#### What needs to be done
Extract the complete listing and repeat it word for word.

-- start Data provided --

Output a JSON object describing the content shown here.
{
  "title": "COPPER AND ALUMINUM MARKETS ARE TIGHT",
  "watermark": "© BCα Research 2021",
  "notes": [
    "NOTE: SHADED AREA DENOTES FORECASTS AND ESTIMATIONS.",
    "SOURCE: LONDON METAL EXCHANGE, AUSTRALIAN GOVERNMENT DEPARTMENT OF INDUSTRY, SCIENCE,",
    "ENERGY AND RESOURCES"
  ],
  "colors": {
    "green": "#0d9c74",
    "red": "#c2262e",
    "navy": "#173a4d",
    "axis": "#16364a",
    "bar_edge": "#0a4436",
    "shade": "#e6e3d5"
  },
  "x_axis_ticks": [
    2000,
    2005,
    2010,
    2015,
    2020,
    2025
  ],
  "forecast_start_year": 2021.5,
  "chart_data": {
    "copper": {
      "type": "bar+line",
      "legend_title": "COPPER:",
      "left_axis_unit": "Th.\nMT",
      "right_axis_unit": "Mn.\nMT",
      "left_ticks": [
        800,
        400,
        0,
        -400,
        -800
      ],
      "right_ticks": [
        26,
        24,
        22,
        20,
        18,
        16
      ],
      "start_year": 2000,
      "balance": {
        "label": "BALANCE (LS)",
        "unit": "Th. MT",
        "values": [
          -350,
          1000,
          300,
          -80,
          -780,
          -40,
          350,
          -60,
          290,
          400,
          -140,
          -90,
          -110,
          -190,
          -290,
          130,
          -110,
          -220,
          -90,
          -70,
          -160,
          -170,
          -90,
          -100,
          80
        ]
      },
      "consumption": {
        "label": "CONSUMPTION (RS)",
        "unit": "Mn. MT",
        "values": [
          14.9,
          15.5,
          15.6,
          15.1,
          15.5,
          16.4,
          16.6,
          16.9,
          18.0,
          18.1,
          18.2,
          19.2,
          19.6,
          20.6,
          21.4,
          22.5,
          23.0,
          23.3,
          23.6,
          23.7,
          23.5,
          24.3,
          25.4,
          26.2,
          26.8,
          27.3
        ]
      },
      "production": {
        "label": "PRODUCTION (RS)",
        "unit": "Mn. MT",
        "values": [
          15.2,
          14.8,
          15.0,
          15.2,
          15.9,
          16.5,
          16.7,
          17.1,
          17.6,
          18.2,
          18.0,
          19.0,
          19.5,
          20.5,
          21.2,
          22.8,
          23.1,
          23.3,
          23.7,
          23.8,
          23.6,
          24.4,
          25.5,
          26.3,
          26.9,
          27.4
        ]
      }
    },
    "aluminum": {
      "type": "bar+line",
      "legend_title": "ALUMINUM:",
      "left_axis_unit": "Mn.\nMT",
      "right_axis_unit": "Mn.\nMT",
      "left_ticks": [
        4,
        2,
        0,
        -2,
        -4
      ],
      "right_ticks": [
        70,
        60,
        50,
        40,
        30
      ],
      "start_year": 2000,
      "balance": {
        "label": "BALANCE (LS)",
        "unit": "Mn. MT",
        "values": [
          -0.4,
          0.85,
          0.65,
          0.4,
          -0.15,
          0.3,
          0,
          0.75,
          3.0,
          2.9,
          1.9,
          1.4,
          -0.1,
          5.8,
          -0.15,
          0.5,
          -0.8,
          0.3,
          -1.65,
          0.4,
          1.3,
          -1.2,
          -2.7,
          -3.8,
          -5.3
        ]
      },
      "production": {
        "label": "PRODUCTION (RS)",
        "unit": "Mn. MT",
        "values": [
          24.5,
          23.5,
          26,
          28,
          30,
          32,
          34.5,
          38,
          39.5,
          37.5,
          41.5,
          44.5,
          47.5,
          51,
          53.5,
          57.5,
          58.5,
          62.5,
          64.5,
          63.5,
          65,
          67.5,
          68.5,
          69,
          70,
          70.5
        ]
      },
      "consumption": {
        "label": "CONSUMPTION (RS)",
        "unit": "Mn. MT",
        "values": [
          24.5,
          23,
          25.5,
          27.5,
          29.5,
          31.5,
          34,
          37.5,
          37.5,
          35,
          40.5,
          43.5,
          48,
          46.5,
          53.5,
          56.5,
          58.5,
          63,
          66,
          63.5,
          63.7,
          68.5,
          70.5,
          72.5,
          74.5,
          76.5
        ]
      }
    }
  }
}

-- end Data provided --

#### Task response
Output a JSON object describing the content shown here.
{
  "title": "COPPER AND ALUMINUM MARKETS ARE TIGHT",
  "watermark": "© BCα Research 2021",
  "notes": [
    "NOTE: SHADED AREA DENOTES FORECASTS AND ESTIMATIONS.",
    "SOURCE: LONDON METAL EXCHANGE, AUSTRALIAN GOVERNMENT DEPARTMENT OF INDUSTRY, SCIENCE,",
    "ENERGY AND RESOURCES"
  ],
  "colors": {
    "green": "#0d9c74",
    "red": "#c2262e",
    "navy": "#173a4d",
    "axis": "#16364a",
    "bar_edge": "#0a4436",
    "shade": "#e6e3d5"
  },
  "x_axis_ticks": [
    2000,
    2005,
    2010,
    2015,
    2020,
    2025
  ],
  "forecast_start_year": 2021.5,
  "chart_data": {
    "copper": {
      "type": "bar+line",
      "legend_title": "COPPER:",
      "left_axis_unit": "Th.\nMT",
      "right_axis_unit": "Mn.\nMT",
      "left_ticks": [
        800,
        400,
        0,
        -400,
        -800
      ],
      "right_ticks": [
        26,
        24,
        22,
        20,
        18,
        16
      ],
      "start_year": 2000,
      "balance": {
        "label": "BALANCE (LS)",
        "unit": "Th. MT",
        "values": [
          -350,
          1000,
          300,
          -80,
          -780,
          -40,
          350,
          -60,
          290,
          400,
          -140,
          -90,
          -110,
          -190,
          -290,
          130,
          -110,
          -220,
          -90,
          -70,
          -160,
          -170,
          -90,
          -100,
          80
        ]
      },
      "consumption": {
        "label": "CONSUMPTION (RS)",
        "unit": "Mn. MT",
        "values": [
          14.9,
          15.5,
          15.6,
          15.1,
          15.5,
          16.4,
          16.6,
          16.9,
          18.0,
          18.1,
          18.2,
          19.2,
          19.6,
          20.6,
          21.4,
          22.5,
          23.0,
          23.3,
          23.6,
          23.7,
          23.5,
          24.3,
          25.4,
          26.2,
          26.8,
          27.3
        ]
      },
      "production": {
        "label": "PRODUCTION (RS)",
        "unit": "Mn. MT",
        "values": [
          15.2,
          14.8,
          15.0,
          15.2,
          15.9,
          16.5,
          16.7,
          17.1,
          17.6,
          18.2,
          18.0,
          19.0,
          19.5,
          20.5,
          21.2,
          22.8,
          23.1,
          23.3,
          23.7,
          23.8,
          23.6,
          24.4,
          25.5,
          26.3,
          26.9,
          27.4
        ]
      }
    },
    "aluminum": {
      "type": "bar+line",
      "legend_title": "ALUMINUM:",
      "left_axis_unit": "Mn.\nMT",
      "right_axis_unit": "Mn.\nMT",
      "left_ticks": [
        4,
        2,
        0,
        -2,
        -4
      ],
      "right_ticks": [
        70,
        60,
        50,
        40,
        30
      ],
      "start_year": 2000,
      "balance": {
        "label": "BALANCE (LS)",
        "unit": "Mn. MT",
        "values": [
          -0.4,
          0.85,
          0.65,
          0.4,
          -0.15,
          0.3,
          0,
          0.75,
          3.0,
          2.9,
          1.9,
          1.4,
          -0.1,
          5.8,
          -0.15,
          0.5,
          -0.8,
          0.3,
          -1.65,
          0.4,
          1.3,
          -1.2,
          -2.7,
          -3.8,
          -5.3
        ]
      },
      "production": {
        "label": "PRODUCTION (RS)",
        "unit": "Mn. MT",
        "values": [
          24.5,
          23.5,
          26,
          28,
          30,
          32,
          34.5,
          38,
          39.5,
          37.5,
          41.5,
          44.5,
          47.5,
          51,
          53.5,
          57.5,
          58.5,
          62.5,
          64.5,
          63.5,
          65,
          67.5,
          68.5,
          69,
          70,
          70.5
        ]
      },
      "consumption": {
        "label": "CONSUMPTION (RS)",
        "unit": "Mn. MT",
        "values": [
          24.5,
          23,
          25.5,
          27.5,
          29.5,
          31.5,
          34,
          37.5,
          37.5,
          35,
          40.5,
          43.5,
          48,
          46.5,
          53.5,
          56.5,
          58.5,
          63,
          66,
          63.5,
          63.7,
          68.5,
          70.5,
          72.5,
          74.5,
          76.5
        ]
      }
    }
  }
}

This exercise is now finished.